■ Directions for this task ■
Every record below should be transcribed exactly. Omit the images.

--------

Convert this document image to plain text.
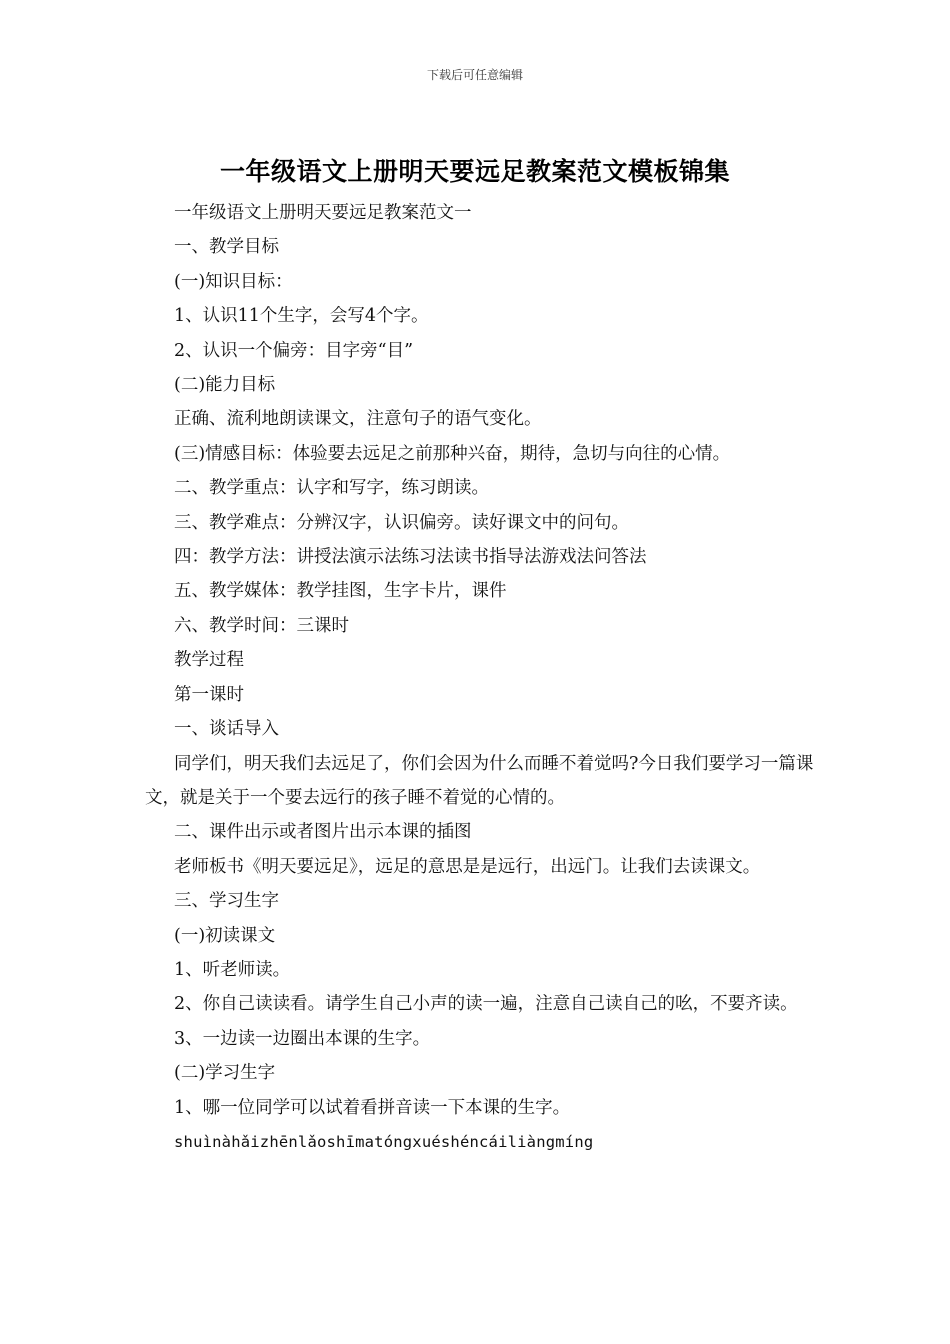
下载后可任意编辑
一年级语文上册明天要远足教案范文模板锦集

一年级语文上册明天要远足教案范文一

一、教学目标

(一)知识目标：

1、认识11个生字，会写4个字。

2、认识一个偏旁：目字旁“目”

(二)能力目标

正确、流利地朗读课文，注意句子的语气变化。

(三)情感目标：体验要去远足之前那种兴奋，期待，急切与向往的心情。

二、教学重点：认字和写字，练习朗读。

三、教学难点：分辨汉字，认识偏旁。读好课文中的问句。

四：教学方法：讲授法演示法练习法读书指导法游戏法问答法

五、教学媒体：教学挂图，生字卡片，课件

六、教学时间：三课时

教学过程

第一课时

一、谈话导入

同学们，明天我们去远足了，你们会因为什么而睡不着觉吗?今日我们要学习一篇课文，就是关于一个要去远行的孩子睡不着觉的心情的。

二、课件出示或者图片出示本课的插图

老师板书《明天要远足》，远足的意思是是远行，出远门。让我们去读课文。

三、学习生字

(一)初读课文

1、听老师读。

2、你自己读读看。请学生自己小声的读一遍，注意自己读自己的吆，不要齐读。

3、一边读一边圈出本课的生字。

(二)学习生字

1、哪一位同学可以试着看拼音读一下本课的生字。

shuìnàhǎizhēnlǎoshīmatóngxuéshéncáiliàngmíng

--------

■ Result for this task ■
Convert this document image to plain text.
下载后可任意编辑
一年级语文上册明天要远足教案范文模板锦集

一年级语文上册明天要远足教案范文一

一、教学目标

(一)知识目标：

1、认识11个生字，会写4个字。

2、认识一个偏旁：目字旁“目”

(二)能力目标

正确、流利地朗读课文，注意句子的语气变化。

(三)情感目标：体验要去远足之前那种兴奋，期待，急切与向往的心情。

二、教学重点：认字和写字，练习朗读。

三、教学难点：分辨汉字，认识偏旁。读好课文中的问句。

四：教学方法：讲授法演示法练习法读书指导法游戏法问答法

五、教学媒体：教学挂图，生字卡片，课件

六、教学时间：三课时

教学过程

第一课时

一、谈话导入

同学们，明天我们去远足了，你们会因为什么而睡不着觉吗?今日我们要学习一篇课文，就是关于一个要去远行的孩子睡不着觉的心情的。

二、课件出示或者图片出示本课的插图

老师板书《明天要远足》，远足的意思是是远行，出远门。让我们去读课文。

三、学习生字

(一)初读课文

1、听老师读。

2、你自己读读看。请学生自己小声的读一遍，注意自己读自己的吆，不要齐读。

3、一边读一边圈出本课的生字。

(二)学习生字

1、哪一位同学可以试着看拼音读一下本课的生字。

shuìnàhǎizhēnlǎoshīmatóngxuéshéncáiliàngmíng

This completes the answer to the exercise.